Check every line of the entries that follow, and copy the ones containing "girls".

(Records excerpted from a collection)
◇ ◇ ◇ ◇ ◇

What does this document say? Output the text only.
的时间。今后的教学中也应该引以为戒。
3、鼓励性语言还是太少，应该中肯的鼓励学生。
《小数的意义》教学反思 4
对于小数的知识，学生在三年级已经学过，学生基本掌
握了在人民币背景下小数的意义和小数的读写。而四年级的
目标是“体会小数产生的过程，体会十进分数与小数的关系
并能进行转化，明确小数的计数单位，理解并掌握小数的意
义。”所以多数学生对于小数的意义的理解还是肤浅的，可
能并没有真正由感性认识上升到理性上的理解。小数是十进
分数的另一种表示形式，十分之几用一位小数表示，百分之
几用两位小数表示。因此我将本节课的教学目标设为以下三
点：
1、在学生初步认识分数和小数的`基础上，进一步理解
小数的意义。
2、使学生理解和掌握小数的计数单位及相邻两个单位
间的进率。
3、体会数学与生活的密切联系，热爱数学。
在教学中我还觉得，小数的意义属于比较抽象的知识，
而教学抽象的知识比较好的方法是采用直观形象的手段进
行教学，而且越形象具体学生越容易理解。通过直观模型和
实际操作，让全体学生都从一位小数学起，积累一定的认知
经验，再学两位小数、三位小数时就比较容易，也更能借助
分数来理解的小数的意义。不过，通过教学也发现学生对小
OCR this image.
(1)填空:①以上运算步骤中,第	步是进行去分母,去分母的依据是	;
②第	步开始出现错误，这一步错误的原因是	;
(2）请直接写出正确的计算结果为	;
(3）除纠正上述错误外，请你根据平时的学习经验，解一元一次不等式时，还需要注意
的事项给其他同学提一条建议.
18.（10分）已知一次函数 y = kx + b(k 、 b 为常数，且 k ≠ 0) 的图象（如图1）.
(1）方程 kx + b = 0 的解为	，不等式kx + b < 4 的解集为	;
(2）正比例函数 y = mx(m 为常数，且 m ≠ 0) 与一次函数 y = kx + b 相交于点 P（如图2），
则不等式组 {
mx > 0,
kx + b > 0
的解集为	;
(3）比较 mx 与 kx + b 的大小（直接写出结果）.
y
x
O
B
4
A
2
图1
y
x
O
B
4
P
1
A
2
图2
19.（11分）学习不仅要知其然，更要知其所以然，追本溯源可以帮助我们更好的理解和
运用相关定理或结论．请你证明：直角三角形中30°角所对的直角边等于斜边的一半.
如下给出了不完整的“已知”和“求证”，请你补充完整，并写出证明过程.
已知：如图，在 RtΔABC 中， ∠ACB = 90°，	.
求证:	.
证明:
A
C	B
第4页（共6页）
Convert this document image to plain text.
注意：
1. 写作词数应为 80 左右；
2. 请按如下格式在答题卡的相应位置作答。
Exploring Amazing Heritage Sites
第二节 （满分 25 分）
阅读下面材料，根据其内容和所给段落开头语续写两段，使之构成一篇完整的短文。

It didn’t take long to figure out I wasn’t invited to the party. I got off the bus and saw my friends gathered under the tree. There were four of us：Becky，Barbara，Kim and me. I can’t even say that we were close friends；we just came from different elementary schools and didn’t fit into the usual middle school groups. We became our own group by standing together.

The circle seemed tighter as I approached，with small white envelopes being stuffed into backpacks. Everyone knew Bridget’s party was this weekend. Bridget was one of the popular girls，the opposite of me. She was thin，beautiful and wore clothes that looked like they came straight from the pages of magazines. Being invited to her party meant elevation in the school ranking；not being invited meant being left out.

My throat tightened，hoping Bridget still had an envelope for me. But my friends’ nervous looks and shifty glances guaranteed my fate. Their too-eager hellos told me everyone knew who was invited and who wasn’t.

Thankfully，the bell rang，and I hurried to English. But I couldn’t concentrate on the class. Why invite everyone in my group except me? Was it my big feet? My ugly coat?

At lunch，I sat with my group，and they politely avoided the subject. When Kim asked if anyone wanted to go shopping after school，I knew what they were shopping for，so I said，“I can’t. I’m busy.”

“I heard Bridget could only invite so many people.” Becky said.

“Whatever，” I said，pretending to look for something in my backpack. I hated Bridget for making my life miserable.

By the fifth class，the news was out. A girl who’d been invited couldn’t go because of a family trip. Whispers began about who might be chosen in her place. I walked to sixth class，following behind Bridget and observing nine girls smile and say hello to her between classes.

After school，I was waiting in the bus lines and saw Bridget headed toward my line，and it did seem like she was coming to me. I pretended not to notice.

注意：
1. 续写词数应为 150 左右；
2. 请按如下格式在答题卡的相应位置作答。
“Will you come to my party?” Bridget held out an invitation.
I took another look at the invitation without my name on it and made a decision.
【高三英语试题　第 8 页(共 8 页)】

◇ ◇ ◇ ◇ ◇

• Response
The circle seemed tighter as I approached，with small white envelopes being stuffed into backpacks. Everyone knew Bridget’s party was this weekend. Bridget was one of the popular girls，the opposite of me. She was thin，beautiful and wore clothes that looked like they came straight from the pages of magazines. Being invited to her party meant elevation in the school ranking；not being invited meant being left out.
By the fifth class，the news was out. A girl who’d been invited couldn’t go because of a family trip. Whispers began about who might be chosen in her place. I walked to sixth class，following behind Bridget and observing nine girls smile and say hello to her between classes.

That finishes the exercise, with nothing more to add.